Dataset extract.

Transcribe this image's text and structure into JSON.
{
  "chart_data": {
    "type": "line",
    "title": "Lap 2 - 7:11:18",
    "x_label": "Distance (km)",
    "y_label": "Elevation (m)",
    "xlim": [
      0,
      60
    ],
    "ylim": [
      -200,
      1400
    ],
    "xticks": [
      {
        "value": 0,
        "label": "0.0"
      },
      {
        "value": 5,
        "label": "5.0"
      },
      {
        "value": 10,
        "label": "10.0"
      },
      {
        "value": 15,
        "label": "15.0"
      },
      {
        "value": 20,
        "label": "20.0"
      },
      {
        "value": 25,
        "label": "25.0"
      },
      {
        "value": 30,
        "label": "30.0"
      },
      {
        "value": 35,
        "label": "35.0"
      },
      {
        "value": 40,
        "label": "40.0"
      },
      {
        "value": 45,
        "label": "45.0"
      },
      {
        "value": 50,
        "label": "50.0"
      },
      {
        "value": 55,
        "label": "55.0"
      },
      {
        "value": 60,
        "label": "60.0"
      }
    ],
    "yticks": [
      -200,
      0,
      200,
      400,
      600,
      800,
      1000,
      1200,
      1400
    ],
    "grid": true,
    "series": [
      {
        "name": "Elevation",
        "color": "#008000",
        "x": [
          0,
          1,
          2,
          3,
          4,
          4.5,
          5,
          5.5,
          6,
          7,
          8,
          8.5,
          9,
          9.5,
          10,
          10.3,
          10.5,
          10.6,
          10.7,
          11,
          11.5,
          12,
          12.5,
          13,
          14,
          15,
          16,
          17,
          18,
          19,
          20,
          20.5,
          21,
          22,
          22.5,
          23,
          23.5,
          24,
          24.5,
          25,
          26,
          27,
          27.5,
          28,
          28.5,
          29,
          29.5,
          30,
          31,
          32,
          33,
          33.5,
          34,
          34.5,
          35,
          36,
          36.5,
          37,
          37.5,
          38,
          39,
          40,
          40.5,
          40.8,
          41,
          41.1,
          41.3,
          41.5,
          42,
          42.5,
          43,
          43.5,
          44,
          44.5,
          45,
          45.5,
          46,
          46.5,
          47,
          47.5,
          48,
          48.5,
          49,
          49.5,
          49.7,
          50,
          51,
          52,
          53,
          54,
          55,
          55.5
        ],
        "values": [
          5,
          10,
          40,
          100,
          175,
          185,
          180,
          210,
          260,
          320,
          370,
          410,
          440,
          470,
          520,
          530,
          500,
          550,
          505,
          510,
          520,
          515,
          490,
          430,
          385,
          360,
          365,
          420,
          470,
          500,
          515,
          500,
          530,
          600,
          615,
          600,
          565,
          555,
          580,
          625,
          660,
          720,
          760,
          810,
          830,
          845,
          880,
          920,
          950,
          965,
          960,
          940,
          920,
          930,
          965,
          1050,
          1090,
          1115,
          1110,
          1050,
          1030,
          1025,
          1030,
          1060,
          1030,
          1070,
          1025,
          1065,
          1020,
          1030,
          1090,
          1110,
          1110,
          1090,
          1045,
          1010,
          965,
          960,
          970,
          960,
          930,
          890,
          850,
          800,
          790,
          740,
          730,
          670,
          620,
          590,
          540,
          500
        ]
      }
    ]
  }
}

Aim. Each record above must be given again exactly.

Final result.
Transcribe this image's text and structure into JSON.
{
  "chart_data": {
    "type": "line",
    "title": "Lap 2 - 7:11:18",
    "x_label": "Distance (km)",
    "y_label": "Elevation (m)",
    "xlim": [
      0,
      60
    ],
    "ylim": [
      -200,
      1400
    ],
    "xticks": [
      {
        "value": 0,
        "label": "0.0"
      },
      {
        "value": 5,
        "label": "5.0"
      },
      {
        "value": 10,
        "label": "10.0"
      },
      {
        "value": 15,
        "label": "15.0"
      },
      {
        "value": 20,
        "label": "20.0"
      },
      {
        "value": 25,
        "label": "25.0"
      },
      {
        "value": 30,
        "label": "30.0"
      },
      {
        "value": 35,
        "label": "35.0"
      },
      {
        "value": 40,
        "label": "40.0"
      },
      {
        "value": 45,
        "label": "45.0"
      },
      {
        "value": 50,
        "label": "50.0"
      },
      {
        "value": 55,
        "label": "55.0"
      },
      {
        "value": 60,
        "label": "60.0"
      }
    ],
    "yticks": [
      -200,
      0,
      200,
      400,
      600,
      800,
      1000,
      1200,
      1400
    ],
    "grid": true,
    "series": [
      {
        "name": "Elevation",
        "color": "#008000",
        "x": [
          0,
          1,
          2,
          3,
          4,
          4.5,
          5,
          5.5,
          6,
          7,
          8,
          8.5,
          9,
          9.5,
          10,
          10.3,
          10.5,
          10.6,
          10.7,
          11,
          11.5,
          12,
          12.5,
          13,
          14,
          15,
          16,
          17,
          18,
          19,
          20,
          20.5,
          21,
          22,
          22.5,
          23,
          23.5,
          24,
          24.5,
          25,
          26,
          27,
          27.5,
          28,
          28.5,
          29,
          29.5,
          30,
          31,
          32,
          33,
          33.5,
          34,
          34.5,
          35,
          36,
          36.5,
          37,
          37.5,
          38,
          39,
          40,
          40.5,
          40.8,
          41,
          41.1,
          41.3,
          41.5,
          42,
          42.5,
          43,
          43.5,
          44,
          44.5,
          45,
          45.5,
          46,
          46.5,
          47,
          47.5,
          48,
          48.5,
          49,
          49.5,
          49.7,
          50,
          51,
          52,
          53,
          54,
          55,
          55.5
        ],
        "values": [
          5,
          10,
          40,
          100,
          175,
          185,
          180,
          210,
          260,
          320,
          370,
          410,
          440,
          470,
          520,
          530,
          500,
          550,
          505,
          510,
          520,
          515,
          490,
          430,
          385,
          360,
          365,
          420,
          470,
          500,
          515,
          500,
          530,
          600,
          615,
          600,
          565,
          555,
          580,
          625,
          660,
          720,
          760,
          810,
          830,
          845,
          880,
          920,
          950,
          965,
          960,
          940,
          920,
          930,
          965,
          1050,
          1090,
          1115,
          1110,
          1050,
          1030,
          1025,
          1030,
          1060,
          1030,
          1070,
          1025,
          1065,
          1020,
          1030,
          1090,
          1110,
          1110,
          1090,
          1045,
          1010,
          965,
          960,
          970,
          960,
          930,
          890,
          850,
          800,
          790,
          740,
          730,
          670,
          620,
          590,
          540,
          500
        ]
      }
    ]
  }
}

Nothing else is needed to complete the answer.